┌────────

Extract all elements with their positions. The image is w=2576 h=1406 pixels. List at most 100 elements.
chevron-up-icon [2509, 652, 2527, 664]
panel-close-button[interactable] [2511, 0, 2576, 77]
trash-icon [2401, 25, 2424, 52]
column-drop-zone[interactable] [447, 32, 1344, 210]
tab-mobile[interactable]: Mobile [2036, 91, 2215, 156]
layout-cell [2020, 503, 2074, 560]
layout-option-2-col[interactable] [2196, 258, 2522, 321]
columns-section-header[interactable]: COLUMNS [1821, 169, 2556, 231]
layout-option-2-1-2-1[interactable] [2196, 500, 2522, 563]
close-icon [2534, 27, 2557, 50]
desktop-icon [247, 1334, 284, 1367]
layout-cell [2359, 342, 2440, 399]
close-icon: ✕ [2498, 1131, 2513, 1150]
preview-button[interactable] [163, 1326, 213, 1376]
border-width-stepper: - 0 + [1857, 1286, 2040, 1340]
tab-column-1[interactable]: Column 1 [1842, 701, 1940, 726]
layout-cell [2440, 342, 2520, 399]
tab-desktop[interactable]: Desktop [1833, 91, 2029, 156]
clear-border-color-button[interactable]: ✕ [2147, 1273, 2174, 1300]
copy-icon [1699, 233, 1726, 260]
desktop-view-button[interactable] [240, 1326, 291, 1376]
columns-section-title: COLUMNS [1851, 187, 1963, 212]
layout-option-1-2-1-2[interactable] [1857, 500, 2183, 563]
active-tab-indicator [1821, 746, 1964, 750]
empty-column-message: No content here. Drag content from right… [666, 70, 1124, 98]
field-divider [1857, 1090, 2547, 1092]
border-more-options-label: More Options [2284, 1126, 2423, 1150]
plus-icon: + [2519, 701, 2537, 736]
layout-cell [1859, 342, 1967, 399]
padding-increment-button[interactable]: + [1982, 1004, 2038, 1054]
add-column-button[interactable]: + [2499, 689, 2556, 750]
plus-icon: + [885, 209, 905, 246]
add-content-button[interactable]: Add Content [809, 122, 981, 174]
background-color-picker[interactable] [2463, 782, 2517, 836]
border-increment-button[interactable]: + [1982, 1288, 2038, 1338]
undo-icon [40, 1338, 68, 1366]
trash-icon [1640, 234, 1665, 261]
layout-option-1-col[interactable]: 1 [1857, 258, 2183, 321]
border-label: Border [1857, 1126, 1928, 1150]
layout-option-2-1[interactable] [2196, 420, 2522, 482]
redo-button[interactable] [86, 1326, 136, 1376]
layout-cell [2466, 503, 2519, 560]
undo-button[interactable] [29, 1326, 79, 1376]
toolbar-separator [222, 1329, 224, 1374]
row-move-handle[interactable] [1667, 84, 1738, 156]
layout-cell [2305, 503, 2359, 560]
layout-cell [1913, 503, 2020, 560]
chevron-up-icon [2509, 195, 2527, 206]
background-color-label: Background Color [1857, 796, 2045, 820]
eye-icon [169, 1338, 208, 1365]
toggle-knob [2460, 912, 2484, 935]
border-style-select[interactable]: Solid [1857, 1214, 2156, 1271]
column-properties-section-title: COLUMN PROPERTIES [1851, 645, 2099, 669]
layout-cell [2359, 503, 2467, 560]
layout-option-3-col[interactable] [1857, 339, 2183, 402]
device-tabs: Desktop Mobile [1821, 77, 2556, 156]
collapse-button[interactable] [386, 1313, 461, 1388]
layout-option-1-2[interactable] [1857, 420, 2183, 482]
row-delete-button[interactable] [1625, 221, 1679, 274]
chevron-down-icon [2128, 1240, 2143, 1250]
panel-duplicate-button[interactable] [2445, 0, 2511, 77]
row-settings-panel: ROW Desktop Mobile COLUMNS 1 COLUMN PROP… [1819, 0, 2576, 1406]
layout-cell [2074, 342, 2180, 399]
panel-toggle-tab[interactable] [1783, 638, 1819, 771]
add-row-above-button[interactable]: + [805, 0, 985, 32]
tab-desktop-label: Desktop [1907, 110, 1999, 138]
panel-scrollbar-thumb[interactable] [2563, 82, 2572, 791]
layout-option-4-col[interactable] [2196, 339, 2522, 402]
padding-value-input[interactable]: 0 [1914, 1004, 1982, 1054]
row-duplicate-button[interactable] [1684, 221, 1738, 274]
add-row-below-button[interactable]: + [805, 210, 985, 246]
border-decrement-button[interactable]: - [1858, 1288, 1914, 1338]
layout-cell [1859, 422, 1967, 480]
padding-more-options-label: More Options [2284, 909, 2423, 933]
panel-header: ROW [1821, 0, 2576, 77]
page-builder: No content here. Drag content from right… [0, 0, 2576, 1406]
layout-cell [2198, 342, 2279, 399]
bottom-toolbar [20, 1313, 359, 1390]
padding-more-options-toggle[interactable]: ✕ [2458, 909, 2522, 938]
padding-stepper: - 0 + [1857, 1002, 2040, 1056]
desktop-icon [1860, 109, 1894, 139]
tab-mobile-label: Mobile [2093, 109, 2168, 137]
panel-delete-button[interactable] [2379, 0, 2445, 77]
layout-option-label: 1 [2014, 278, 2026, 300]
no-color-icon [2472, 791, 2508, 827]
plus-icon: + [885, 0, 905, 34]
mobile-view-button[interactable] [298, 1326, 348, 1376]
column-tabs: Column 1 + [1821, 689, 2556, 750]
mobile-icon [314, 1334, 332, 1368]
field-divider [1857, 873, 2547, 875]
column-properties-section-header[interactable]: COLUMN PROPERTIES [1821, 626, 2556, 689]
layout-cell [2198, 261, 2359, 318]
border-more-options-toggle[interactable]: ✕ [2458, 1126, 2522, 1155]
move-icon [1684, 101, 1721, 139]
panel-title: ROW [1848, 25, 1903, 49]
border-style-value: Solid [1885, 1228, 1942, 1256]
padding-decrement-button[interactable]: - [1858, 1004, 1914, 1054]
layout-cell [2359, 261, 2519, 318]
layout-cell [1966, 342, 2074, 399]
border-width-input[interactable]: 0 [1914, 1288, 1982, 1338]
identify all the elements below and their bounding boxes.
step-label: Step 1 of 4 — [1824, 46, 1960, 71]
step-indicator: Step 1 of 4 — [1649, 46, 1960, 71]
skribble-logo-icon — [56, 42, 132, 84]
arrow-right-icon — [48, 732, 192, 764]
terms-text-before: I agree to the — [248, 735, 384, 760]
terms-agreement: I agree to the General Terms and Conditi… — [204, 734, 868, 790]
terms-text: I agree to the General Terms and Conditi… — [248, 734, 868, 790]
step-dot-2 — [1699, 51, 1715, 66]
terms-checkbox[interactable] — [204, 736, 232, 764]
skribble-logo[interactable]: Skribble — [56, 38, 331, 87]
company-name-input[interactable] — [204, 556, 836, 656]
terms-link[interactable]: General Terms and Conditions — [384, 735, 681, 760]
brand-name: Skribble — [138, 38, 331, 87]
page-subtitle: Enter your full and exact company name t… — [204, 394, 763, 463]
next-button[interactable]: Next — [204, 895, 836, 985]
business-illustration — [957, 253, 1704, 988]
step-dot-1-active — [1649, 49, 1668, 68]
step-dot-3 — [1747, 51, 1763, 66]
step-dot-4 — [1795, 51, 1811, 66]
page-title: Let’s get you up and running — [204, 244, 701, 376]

└────────

> _WORK TO COMPLETE_: Copy the listing from its first line down to and including the line with "trash-icon [2401, 25, 2424, 52]", replacing "chevron-up-icon" with "chevron-down-icon" and keeping all else unchanged.

> _FINISHED TASK_:
Extract all elements with their positions. The image is w=2576 h=1406 pixels. List at most 100 elements.
chevron-down-icon [2509, 652, 2527, 664]
panel-close-button[interactable] [2511, 0, 2576, 77]
trash-icon [2401, 25, 2424, 52]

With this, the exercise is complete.